— BEGIN Provided information —

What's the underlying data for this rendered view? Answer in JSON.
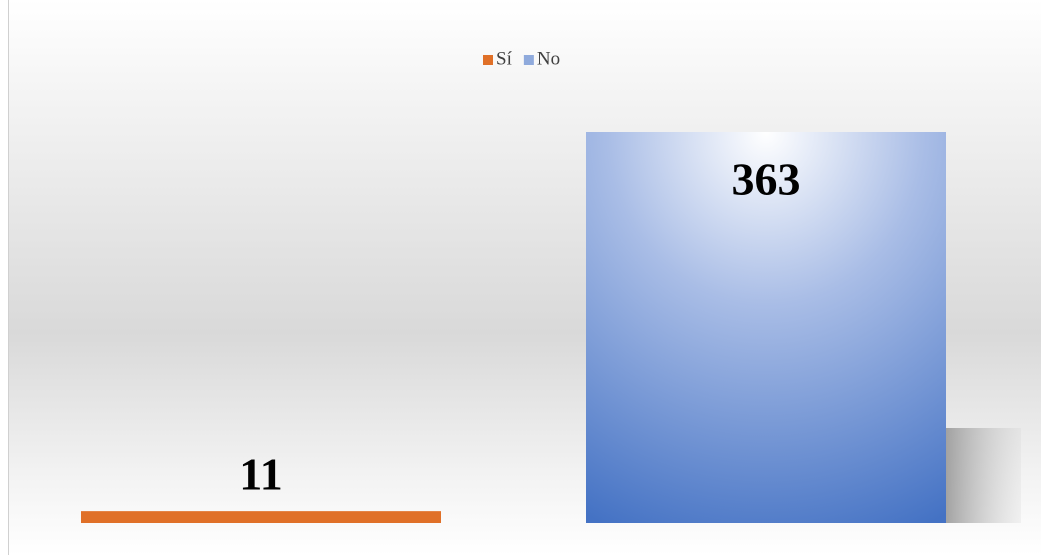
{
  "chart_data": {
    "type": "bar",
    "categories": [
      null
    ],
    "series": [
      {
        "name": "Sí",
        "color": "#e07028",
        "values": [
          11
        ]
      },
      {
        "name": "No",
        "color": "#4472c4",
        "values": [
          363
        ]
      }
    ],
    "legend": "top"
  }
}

— END Provided information —

**Your instructions**
Reproduce the full listing faithfully, but do not carry over any pictures.

**Solved problem**
What's the underlying data for this rendered view? Answer in JSON.
{
  "chart_data": {
    "type": "bar",
    "categories": [
      null
    ],
    "series": [
      {
        "name": "Sí",
        "color": "#e07028",
        "values": [
          11
        ]
      },
      {
        "name": "No",
        "color": "#4472c4",
        "values": [
          363
        ]
      }
    ],
    "legend": "top"
  }
}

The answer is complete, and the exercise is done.